▶ **Problem to solve**
Repeat the items below word for word, beginning with the first line and stopping after the line that contains "property-row-cursor[interactable]: cursor 箭头".

Stored entries
##########

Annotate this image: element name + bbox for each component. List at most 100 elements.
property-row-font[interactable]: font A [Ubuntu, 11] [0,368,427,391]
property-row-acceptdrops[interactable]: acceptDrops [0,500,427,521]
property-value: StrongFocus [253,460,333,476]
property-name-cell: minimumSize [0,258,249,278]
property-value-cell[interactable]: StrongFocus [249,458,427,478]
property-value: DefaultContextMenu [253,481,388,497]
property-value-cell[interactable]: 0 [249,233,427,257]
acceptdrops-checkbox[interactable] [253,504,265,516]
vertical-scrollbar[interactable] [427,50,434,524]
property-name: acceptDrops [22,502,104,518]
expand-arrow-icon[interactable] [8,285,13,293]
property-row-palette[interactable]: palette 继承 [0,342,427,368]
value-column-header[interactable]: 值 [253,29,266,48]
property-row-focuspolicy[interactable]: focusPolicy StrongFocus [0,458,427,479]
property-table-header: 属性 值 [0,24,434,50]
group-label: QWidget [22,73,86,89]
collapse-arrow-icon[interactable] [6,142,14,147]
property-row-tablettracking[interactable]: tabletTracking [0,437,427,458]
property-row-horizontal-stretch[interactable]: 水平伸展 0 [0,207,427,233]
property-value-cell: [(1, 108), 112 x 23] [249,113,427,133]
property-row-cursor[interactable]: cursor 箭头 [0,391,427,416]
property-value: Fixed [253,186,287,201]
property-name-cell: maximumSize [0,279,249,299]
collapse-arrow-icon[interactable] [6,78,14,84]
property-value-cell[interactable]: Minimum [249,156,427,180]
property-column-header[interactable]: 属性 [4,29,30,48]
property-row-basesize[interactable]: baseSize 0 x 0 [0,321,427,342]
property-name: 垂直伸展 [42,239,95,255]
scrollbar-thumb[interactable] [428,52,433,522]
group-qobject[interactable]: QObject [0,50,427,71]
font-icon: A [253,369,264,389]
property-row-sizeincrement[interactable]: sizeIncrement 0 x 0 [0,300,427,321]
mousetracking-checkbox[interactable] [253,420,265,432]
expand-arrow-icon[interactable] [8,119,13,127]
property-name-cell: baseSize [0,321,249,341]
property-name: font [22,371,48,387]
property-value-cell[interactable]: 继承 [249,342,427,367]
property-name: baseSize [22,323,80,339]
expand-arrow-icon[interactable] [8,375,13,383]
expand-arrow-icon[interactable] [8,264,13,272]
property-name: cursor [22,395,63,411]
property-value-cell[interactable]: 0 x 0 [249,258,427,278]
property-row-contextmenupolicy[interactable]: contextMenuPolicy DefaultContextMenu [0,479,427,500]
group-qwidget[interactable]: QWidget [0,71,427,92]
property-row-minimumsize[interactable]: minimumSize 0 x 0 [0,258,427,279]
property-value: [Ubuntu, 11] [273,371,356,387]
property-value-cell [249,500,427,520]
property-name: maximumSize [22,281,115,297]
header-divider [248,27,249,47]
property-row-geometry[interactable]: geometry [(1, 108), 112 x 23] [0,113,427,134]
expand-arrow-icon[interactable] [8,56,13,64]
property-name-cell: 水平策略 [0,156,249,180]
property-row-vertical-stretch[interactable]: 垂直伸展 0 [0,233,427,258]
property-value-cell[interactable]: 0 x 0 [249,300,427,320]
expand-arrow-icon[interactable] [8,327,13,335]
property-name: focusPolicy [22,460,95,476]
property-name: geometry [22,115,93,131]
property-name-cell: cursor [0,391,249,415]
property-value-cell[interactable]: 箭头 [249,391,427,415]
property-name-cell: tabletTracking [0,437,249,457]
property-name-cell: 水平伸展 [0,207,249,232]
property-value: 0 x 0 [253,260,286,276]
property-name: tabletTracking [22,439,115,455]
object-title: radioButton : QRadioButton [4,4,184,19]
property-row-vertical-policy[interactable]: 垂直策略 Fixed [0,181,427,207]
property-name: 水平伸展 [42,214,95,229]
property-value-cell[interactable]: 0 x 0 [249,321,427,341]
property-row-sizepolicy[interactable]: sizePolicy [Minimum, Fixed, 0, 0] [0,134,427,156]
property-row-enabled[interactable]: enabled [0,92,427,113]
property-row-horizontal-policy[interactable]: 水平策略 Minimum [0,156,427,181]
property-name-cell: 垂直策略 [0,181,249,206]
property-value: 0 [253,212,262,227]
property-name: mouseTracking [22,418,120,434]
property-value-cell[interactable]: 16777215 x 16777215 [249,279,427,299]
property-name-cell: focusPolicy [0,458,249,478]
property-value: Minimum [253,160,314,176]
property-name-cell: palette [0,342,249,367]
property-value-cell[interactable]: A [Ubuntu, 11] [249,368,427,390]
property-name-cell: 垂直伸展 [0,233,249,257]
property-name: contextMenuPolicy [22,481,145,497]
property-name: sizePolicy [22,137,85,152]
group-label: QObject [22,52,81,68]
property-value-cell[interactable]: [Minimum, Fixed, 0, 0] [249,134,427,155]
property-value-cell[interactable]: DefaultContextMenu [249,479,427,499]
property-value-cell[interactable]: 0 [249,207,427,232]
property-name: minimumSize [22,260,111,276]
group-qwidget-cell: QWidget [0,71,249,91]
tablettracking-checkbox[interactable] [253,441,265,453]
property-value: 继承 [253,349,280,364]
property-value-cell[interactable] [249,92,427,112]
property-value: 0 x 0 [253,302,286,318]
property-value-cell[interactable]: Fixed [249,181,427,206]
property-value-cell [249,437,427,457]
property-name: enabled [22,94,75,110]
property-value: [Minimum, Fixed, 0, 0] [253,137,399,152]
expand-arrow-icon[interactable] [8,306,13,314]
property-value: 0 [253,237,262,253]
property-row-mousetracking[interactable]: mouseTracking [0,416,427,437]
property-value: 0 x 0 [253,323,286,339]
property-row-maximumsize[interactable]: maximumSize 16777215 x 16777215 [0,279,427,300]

##########

▶ **Result**
Annotate this image: element name + bbox for each component. List at most 100 elements.
property-row-font[interactable]: font A [Ubuntu, 11] [0,368,427,391]
property-row-acceptdrops[interactable]: acceptDrops [0,500,427,521]
property-value: StrongFocus [253,460,333,476]
property-name-cell: minimumSize [0,258,249,278]
property-value-cell[interactable]: StrongFocus [249,458,427,478]
property-value: DefaultContextMenu [253,481,388,497]
property-value-cell[interactable]: 0 [249,233,427,257]
acceptdrops-checkbox[interactable] [253,504,265,516]
vertical-scrollbar[interactable] [427,50,434,524]
property-name: acceptDrops [22,502,104,518]
expand-arrow-icon[interactable] [8,285,13,293]
property-row-palette[interactable]: palette 继承 [0,342,427,368]
value-column-header[interactable]: 值 [253,29,266,48]
property-row-focuspolicy[interactable]: focusPolicy StrongFocus [0,458,427,479]
property-table-header: 属性 值 [0,24,434,50]
group-label: QWidget [22,73,86,89]
collapse-arrow-icon[interactable] [6,142,14,147]
property-row-tablettracking[interactable]: tabletTracking [0,437,427,458]
property-row-horizontal-stretch[interactable]: 水平伸展 0 [0,207,427,233]
property-value-cell: [(1, 108), 112 x 23] [249,113,427,133]
property-row-cursor[interactable]: cursor 箭头 [0,391,427,416]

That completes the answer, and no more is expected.